Saved entries |
— Begin —

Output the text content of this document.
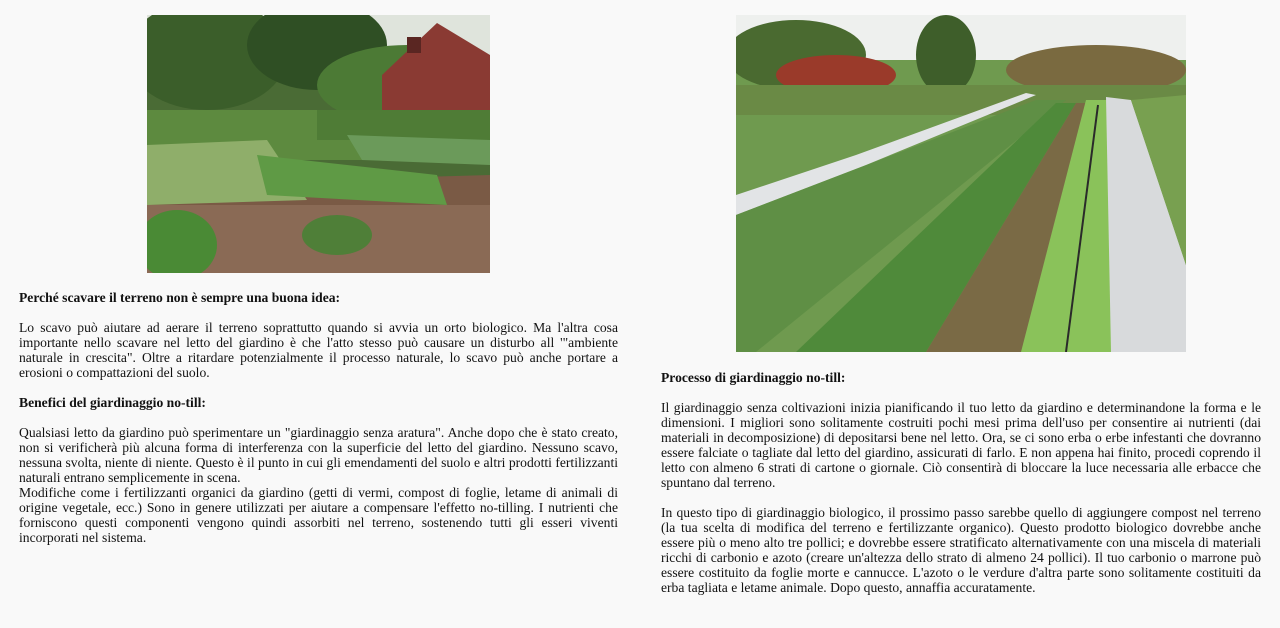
Perché scavare il terreno non è sempre una buona idea:

Lo scavo può aiutare ad aerare il terreno soprattutto quando si avvia un orto biologico. Ma l'altra cosa importante nello scavare nel letto del giardino è che l'atto stesso può causare un disturbo all '"ambiente naturale in crescita". Oltre a ritardare potenzialmente il processo naturale, lo scavo può anche portare a erosioni o compattazioni del suolo.

Benefici del giardinaggio no-till:

Qualsiasi letto da giardino può sperimentare un "giardinaggio senza aratura". Anche dopo che è stato creato, non si verificherà più alcuna forma di interferenza con la superficie del letto del giardino. Nessuno scavo, nessuna svolta, niente di niente. Questo è il punto in cui gli emendamenti del suolo e altri prodotti fertilizzanti naturali entrano semplicemente in scena.

Modifiche come i fertilizzanti organici da giardino (getti di vermi, compost di foglie, letame di animali di origine vegetale, ecc.) Sono in genere utilizzati per aiutare a compensare l'effetto no-tilling. I nutrienti che forniscono questi componenti vengono quindi assorbiti nel terreno, sostenendo tutti gli esseri viventi incorporati nel sistema.

Processo di giardinaggio no-till:

Il giardinaggio senza coltivazioni inizia pianificando il tuo letto da giardino e determinandone la forma e le dimensioni. I migliori sono solitamente costruiti pochi mesi prima dell'uso per consentire ai nutrienti (dai materiali in decomposizione) di depositarsi bene nel letto. Ora, se ci sono erba o erbe infestanti che dovranno essere falciate o tagliate dal letto del giardino, assicurati di farlo. E non appena hai finito, procedi coprendo il letto con almeno 6 strati di cartone o giornale. Ciò consentirà di bloccare la luce necessaria alle erbacce che spuntano dal terreno.

In questo tipo di giardinaggio biologico, il prossimo passo sarebbe quello di aggiungere compost nel terreno (la tua scelta di modifica del terreno e fertilizzante organico). Questo prodotto biologico dovrebbe anche essere più o meno alto tre pollici; e dovrebbe essere stratificato alternativamente con una miscela di materiali ricchi di carbonio e azoto (creare un'altezza dello strato di almeno 24 pollici). Il tuo carbonio o marrone può essere costituito da foglie morte e cannucce. L'azoto o le verdure d'altra parte sono solitamente costituiti da erba tagliata e letame animale. Dopo questo, annaffia accuratamente.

— End —

Task objective | In this exercise, set down all of the data exactly, without the pictures.

In response |
Output the text content of this document.
Perché scavare il terreno non è sempre una buona idea:

Lo scavo può aiutare ad aerare il terreno soprattutto quando si avvia un orto biologico. Ma l'altra cosa importante nello scavare nel letto del giardino è che l'atto stesso può causare un disturbo all '"ambiente naturale in crescita". Oltre a ritardare potenzialmente il processo naturale, lo scavo può anche portare a erosioni o compattazioni del suolo.

Benefici del giardinaggio no-till:

Qualsiasi letto da giardino può sperimentare un "giardinaggio senza aratura". Anche dopo che è stato creato, non si verificherà più alcuna forma di interferenza con la superficie del letto del giardino. Nessuno scavo, nessuna svolta, niente di niente. Questo è il punto in cui gli emendamenti del suolo e altri prodotti fertilizzanti naturali entrano semplicemente in scena.

Modifiche come i fertilizzanti organici da giardino (getti di vermi, compost di foglie, letame di animali di origine vegetale, ecc.) Sono in genere utilizzati per aiutare a compensare l'effetto no-tilling. I nutrienti che forniscono questi componenti vengono quindi assorbiti nel terreno, sostenendo tutti gli esseri viventi incorporati nel sistema.

Processo di giardinaggio no-till:

Il giardinaggio senza coltivazioni inizia pianificando il tuo letto da giardino e determinandone la forma e le dimensioni. I migliori sono solitamente costruiti pochi mesi prima dell'uso per consentire ai nutrienti (dai materiali in decomposizione) di depositarsi bene nel letto. Ora, se ci sono erba o erbe infestanti che dovranno essere falciate o tagliate dal letto del giardino, assicurati di farlo. E non appena hai finito, procedi coprendo il letto con almeno 6 strati di cartone o giornale. Ciò consentirà di bloccare la luce necessaria alle erbacce che spuntano dal terreno.

In questo tipo di giardinaggio biologico, il prossimo passo sarebbe quello di aggiungere compost nel terreno (la tua scelta di modifica del terreno e fertilizzante organico). Questo prodotto biologico dovrebbe anche essere più o meno alto tre pollici; e dovrebbe essere stratificato alternativamente con una miscela di materiali ricchi di carbonio e azoto (creare un'altezza dello strato di almeno 24 pollici). Il tuo carbonio o marrone può essere costituito da foglie morte e cannucce. L'azoto o le verdure d'altra parte sono solitamente costituiti da erba tagliata e letame animale. Dopo questo, annaffia accuratamente.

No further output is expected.